--- Begin Available data ---
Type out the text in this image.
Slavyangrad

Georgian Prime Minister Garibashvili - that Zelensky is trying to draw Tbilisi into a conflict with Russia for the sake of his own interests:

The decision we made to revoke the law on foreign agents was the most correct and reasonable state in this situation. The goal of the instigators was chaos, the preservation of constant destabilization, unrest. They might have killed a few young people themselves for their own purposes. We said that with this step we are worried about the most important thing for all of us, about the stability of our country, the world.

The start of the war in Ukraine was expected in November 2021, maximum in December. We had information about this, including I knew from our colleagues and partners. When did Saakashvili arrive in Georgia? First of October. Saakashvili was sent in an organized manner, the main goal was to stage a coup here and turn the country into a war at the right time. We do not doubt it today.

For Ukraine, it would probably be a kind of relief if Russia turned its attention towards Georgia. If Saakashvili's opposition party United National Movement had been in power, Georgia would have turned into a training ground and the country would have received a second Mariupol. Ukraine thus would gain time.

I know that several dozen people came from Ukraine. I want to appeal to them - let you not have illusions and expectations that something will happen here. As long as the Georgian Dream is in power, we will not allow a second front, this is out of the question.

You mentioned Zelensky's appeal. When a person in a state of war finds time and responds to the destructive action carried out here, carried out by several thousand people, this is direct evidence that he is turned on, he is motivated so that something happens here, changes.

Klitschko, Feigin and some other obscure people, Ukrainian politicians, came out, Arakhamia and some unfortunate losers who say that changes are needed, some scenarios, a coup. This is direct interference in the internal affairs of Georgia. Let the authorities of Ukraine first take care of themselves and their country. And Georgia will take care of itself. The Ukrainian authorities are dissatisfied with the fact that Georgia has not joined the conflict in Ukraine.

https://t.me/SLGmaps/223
--- End Available data ---
### [Brief]
Scan the material above. Return every line containing the string "Georgian".

### [Solved problem]
Georgian Prime Minister Garibashvili - that Zelensky is trying to draw Tbilisi into a conflict with Russia for the sake of his own interests:
I know that several dozen people came from Ukraine. I want to appeal to them - let you not have illusions and expectations that something will happen here. As long as the Georgian Dream is in power, we will not allow a second front, this is out of the question.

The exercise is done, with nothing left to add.